Some records:
####################
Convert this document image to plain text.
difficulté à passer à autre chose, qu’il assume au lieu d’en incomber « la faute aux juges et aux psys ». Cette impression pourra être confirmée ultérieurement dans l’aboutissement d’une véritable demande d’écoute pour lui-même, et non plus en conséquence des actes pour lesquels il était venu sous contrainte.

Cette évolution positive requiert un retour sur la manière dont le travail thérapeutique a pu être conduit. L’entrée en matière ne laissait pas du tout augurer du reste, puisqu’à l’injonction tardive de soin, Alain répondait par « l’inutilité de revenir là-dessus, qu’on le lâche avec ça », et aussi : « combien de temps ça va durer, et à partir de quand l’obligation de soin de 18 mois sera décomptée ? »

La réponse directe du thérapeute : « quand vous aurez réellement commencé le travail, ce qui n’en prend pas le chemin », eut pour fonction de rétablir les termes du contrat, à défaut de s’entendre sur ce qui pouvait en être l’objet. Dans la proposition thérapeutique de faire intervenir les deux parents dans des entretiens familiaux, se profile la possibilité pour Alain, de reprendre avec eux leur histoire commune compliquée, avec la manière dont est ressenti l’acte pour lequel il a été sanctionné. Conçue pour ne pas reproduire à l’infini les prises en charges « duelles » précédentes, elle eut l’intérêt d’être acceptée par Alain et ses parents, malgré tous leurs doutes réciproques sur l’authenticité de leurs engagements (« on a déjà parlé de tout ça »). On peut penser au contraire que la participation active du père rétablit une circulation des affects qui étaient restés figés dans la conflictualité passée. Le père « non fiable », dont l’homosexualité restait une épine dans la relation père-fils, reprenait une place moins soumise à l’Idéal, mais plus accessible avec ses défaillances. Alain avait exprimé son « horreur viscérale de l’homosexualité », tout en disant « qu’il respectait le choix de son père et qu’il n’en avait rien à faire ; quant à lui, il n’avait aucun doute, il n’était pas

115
####################
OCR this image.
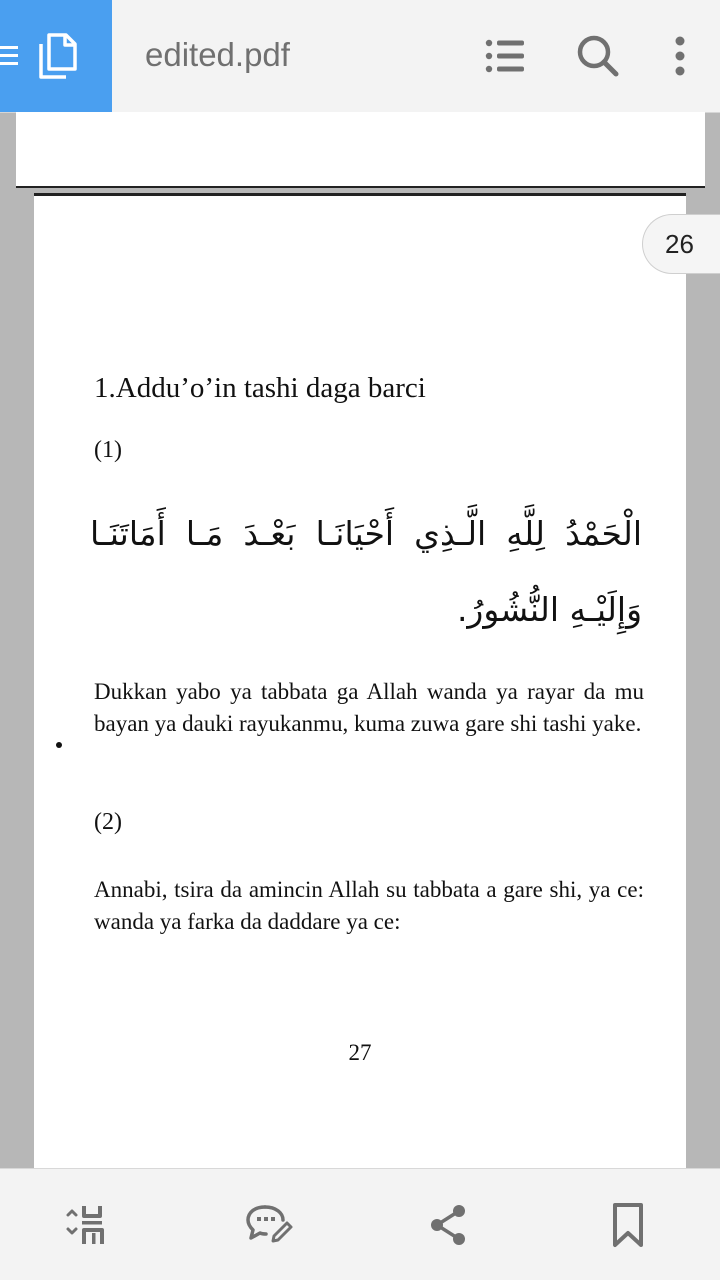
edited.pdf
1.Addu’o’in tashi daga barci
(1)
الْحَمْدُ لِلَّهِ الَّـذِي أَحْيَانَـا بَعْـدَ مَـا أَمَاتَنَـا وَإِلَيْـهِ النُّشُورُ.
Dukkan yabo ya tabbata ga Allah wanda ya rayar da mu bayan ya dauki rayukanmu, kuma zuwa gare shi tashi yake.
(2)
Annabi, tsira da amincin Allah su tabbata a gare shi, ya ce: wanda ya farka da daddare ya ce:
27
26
####################
Report all lines of the data that include the word "gare".

Dukkan yabo ya tabbata ga Allah wanda ya rayar da mu bayan ya dauki rayukanmu, kuma zuwa gare shi tashi yake.
Annabi, tsira da amincin Allah su tabbata a gare shi, ya ce: wanda ya farka da daddare ya ce:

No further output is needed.